**Exercise instructions:** Within the data that follows, how many lines carry the string "against"? Give the number alone.

**Record set:**
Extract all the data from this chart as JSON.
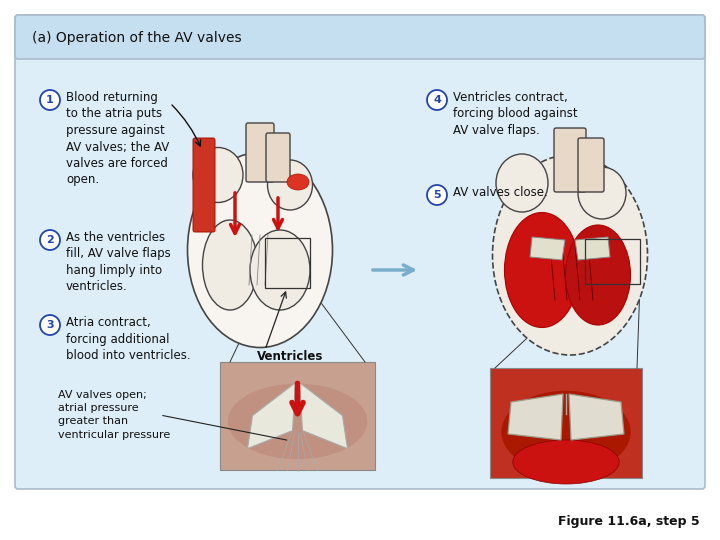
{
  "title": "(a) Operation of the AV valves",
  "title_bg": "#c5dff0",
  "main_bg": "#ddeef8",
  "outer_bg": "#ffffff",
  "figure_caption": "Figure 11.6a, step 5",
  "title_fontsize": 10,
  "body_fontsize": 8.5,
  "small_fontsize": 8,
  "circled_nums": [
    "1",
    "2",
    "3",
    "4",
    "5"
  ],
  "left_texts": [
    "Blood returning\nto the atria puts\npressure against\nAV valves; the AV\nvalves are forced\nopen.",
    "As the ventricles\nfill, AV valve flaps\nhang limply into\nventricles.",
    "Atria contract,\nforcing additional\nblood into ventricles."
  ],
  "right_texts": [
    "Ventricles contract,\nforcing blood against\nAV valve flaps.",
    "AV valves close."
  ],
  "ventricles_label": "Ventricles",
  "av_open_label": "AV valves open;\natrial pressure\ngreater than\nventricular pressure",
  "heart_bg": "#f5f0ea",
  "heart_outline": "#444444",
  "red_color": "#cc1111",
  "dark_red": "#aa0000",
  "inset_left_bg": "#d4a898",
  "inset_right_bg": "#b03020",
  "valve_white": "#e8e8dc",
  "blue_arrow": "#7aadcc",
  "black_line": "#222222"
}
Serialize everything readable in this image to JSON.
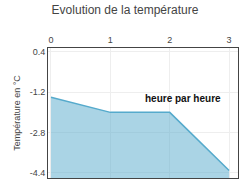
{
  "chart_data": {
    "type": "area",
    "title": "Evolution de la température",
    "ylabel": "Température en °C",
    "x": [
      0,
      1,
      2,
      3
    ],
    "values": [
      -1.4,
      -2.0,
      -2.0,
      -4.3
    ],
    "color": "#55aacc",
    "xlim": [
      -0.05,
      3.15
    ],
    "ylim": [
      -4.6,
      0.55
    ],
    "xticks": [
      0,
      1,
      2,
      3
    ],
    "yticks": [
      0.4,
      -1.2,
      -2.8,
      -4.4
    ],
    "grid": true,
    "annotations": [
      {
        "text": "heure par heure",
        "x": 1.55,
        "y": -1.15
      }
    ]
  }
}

**Written reply:** 2